▶ SET PROBLEM: Lines that hold the word "linear" should be located and copied.

▶ AVAILABLE DATA:
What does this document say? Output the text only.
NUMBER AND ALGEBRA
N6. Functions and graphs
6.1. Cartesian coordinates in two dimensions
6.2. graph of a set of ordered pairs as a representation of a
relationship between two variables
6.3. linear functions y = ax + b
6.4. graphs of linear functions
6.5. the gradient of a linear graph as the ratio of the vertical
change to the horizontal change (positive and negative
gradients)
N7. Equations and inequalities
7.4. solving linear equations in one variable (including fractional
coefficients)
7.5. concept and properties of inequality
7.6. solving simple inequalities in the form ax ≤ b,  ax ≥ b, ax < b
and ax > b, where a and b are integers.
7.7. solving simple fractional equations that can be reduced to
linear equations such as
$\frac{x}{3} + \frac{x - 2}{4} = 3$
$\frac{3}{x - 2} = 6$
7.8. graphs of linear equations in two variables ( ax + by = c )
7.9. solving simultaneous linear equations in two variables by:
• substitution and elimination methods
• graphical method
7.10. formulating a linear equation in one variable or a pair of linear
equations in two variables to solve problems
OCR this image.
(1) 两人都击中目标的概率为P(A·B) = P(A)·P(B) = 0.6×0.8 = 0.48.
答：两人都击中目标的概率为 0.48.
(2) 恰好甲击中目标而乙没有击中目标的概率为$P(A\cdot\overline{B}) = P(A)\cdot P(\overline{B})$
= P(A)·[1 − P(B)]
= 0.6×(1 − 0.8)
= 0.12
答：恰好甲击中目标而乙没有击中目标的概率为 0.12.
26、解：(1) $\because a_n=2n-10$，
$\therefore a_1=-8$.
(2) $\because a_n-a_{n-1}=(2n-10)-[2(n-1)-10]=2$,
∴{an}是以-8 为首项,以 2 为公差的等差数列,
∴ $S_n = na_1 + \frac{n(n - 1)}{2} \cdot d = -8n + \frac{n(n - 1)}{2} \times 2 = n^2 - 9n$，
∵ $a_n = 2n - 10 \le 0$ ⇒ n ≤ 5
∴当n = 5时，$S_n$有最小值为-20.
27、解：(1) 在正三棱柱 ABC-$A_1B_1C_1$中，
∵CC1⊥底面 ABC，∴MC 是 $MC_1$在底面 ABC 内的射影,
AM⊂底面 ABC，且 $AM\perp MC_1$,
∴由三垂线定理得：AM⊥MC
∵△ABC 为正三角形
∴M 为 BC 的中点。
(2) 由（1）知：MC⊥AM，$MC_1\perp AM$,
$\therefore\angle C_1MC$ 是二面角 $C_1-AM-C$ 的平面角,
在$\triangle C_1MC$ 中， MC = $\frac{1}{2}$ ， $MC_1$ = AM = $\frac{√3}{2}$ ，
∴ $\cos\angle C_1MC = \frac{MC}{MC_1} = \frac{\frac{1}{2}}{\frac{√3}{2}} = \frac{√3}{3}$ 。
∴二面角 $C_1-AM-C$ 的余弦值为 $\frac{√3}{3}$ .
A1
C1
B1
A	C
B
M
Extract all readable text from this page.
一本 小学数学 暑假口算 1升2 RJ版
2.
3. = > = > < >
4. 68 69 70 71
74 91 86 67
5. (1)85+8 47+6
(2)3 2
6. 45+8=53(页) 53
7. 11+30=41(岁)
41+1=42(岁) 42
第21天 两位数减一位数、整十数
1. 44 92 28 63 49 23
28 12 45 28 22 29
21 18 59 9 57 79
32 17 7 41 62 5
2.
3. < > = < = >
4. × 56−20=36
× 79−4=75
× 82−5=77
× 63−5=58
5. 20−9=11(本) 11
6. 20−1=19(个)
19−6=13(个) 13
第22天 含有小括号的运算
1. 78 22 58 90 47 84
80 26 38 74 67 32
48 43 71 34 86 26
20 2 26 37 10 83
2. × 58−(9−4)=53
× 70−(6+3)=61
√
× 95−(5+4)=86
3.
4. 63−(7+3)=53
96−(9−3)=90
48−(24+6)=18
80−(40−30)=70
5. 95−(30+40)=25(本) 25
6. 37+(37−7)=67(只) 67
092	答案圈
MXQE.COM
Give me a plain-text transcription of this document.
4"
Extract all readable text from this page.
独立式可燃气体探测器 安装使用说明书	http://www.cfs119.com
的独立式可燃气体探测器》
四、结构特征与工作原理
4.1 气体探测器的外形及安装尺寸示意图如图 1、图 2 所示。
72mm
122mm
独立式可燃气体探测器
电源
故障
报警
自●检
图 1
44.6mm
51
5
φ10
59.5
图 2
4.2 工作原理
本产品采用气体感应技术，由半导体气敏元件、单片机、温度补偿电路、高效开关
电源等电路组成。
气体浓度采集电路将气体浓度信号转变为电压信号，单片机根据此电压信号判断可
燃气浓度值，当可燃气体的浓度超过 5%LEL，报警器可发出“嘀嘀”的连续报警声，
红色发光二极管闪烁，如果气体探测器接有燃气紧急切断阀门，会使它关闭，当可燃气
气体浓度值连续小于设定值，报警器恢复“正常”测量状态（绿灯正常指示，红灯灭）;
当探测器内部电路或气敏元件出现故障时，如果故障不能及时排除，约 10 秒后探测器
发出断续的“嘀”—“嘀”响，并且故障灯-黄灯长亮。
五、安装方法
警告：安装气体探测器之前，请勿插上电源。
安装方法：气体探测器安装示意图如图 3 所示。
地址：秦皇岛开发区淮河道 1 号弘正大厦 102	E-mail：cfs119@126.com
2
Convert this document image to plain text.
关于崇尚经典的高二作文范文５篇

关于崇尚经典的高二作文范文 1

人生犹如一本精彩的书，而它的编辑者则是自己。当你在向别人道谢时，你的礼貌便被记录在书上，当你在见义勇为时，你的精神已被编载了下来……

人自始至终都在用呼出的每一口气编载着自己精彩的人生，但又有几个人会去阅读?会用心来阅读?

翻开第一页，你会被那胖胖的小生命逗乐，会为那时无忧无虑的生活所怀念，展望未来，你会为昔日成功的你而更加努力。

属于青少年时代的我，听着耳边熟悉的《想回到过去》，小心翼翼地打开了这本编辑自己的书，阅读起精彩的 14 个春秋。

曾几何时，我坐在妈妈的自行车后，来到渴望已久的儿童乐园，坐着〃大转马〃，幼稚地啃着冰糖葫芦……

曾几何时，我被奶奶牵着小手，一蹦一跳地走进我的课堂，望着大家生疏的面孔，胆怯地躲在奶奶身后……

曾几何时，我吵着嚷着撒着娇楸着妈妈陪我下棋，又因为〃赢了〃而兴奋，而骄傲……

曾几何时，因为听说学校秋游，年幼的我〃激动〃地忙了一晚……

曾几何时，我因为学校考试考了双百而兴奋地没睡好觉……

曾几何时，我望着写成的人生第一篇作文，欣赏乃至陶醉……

▶ TASK SOLUTION:
6.3. linear functions y = ax + b
6.4. graphs of linear functions
6.5. the gradient of a linear graph as the ratio of the vertical
7.4. solving linear equations in one variable (including fractional
linear equations such as
7.8. graphs of linear equations in two variables ( ax + by = c )
7.9. solving simultaneous linear equations in two variables by:
7.10. formulating a linear equation in one variable or a pair of linear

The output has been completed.